- Data for the task
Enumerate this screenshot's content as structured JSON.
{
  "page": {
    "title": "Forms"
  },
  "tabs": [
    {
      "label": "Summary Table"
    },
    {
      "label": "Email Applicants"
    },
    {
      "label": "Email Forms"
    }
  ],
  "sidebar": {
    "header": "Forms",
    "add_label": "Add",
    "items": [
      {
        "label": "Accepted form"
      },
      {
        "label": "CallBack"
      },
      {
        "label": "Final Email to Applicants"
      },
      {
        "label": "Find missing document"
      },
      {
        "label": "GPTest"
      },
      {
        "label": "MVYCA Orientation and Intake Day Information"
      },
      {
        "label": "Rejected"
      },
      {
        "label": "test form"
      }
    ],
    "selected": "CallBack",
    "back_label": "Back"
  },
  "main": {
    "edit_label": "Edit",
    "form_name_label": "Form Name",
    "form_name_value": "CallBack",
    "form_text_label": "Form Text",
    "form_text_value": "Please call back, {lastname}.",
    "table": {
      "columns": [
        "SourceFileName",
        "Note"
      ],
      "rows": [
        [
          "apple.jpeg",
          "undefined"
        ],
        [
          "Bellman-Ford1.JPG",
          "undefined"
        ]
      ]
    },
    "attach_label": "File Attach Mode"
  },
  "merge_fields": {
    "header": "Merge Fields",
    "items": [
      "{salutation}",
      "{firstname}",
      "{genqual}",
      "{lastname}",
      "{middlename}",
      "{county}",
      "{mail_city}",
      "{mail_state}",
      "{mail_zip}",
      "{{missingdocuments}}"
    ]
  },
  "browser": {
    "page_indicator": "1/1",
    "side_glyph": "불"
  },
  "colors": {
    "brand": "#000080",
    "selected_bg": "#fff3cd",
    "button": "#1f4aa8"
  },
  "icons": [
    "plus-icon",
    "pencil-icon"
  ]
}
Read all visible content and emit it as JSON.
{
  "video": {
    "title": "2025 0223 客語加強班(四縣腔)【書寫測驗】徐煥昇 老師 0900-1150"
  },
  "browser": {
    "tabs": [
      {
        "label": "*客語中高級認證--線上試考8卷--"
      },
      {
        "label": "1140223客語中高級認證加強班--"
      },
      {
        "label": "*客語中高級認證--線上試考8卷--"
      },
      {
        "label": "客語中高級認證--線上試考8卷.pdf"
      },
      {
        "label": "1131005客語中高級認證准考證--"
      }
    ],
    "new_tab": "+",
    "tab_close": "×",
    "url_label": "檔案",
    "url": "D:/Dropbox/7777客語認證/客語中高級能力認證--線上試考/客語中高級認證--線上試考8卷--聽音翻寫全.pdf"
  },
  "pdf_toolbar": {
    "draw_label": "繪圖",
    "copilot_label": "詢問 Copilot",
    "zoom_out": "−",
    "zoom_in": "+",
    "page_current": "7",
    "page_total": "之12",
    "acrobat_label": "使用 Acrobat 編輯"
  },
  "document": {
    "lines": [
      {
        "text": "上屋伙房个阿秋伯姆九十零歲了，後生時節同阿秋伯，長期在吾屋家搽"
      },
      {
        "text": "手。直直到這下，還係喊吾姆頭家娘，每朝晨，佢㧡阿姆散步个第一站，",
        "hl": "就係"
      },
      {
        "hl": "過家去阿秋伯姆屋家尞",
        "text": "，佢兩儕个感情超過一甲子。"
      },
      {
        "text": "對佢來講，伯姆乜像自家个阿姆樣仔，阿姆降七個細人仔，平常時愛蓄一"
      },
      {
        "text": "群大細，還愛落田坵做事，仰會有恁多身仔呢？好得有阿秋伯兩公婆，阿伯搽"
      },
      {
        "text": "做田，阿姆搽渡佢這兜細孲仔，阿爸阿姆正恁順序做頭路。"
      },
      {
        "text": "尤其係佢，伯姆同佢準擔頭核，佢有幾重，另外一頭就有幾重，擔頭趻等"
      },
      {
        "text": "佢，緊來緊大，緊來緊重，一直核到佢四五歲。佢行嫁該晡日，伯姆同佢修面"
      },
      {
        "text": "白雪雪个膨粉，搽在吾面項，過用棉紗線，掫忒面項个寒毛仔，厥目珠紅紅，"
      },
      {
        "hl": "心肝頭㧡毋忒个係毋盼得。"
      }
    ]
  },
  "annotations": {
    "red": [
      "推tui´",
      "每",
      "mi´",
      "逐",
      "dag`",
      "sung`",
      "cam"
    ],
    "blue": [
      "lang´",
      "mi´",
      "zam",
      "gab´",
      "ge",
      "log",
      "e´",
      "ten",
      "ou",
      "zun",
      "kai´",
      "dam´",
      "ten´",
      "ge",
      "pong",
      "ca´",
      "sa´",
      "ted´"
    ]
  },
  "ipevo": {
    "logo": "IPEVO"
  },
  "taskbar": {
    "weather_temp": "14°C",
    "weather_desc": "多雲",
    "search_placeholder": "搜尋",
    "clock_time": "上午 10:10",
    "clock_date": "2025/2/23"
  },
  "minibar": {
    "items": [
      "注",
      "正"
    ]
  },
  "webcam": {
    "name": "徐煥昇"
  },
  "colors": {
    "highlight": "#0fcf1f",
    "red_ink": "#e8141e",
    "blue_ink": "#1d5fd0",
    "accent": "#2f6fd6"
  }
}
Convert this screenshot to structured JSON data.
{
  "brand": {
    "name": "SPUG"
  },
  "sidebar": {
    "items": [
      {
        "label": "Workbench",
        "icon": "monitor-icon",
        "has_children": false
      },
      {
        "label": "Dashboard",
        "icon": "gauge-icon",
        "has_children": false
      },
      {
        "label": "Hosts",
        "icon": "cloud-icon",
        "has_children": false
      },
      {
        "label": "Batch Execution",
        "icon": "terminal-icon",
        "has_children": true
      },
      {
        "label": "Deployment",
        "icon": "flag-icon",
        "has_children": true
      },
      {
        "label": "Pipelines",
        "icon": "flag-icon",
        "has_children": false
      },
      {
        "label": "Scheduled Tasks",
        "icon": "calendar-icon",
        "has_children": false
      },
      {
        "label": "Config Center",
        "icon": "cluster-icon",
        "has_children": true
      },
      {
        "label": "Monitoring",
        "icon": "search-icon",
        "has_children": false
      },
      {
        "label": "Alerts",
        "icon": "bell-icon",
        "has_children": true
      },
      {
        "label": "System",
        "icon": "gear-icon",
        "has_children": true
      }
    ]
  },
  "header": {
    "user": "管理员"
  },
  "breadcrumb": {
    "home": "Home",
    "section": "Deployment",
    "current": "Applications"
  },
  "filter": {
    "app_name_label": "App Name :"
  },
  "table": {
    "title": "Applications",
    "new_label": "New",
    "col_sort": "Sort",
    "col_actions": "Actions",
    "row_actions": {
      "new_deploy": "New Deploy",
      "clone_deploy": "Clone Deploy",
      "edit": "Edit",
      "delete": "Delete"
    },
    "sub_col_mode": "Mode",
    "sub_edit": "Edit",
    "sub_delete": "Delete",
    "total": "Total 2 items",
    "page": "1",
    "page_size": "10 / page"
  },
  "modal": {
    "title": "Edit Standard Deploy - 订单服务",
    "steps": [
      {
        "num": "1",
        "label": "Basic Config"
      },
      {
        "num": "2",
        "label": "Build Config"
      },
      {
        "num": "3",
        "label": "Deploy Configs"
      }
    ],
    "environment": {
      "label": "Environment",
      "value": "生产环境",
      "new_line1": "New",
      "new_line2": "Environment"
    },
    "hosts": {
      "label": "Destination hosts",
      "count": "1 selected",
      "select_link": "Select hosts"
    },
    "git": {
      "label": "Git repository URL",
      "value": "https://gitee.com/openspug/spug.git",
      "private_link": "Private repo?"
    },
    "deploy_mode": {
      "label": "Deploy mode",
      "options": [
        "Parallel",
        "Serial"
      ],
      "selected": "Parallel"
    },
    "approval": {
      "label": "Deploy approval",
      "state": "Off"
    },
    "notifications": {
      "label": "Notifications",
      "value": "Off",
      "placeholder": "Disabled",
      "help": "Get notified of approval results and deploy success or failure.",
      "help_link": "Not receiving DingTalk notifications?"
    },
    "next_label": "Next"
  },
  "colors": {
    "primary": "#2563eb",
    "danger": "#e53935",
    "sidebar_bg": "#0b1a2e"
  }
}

- Task prompt
Count each line with "Deployment" in it and report that figure by itself.

- Final result
2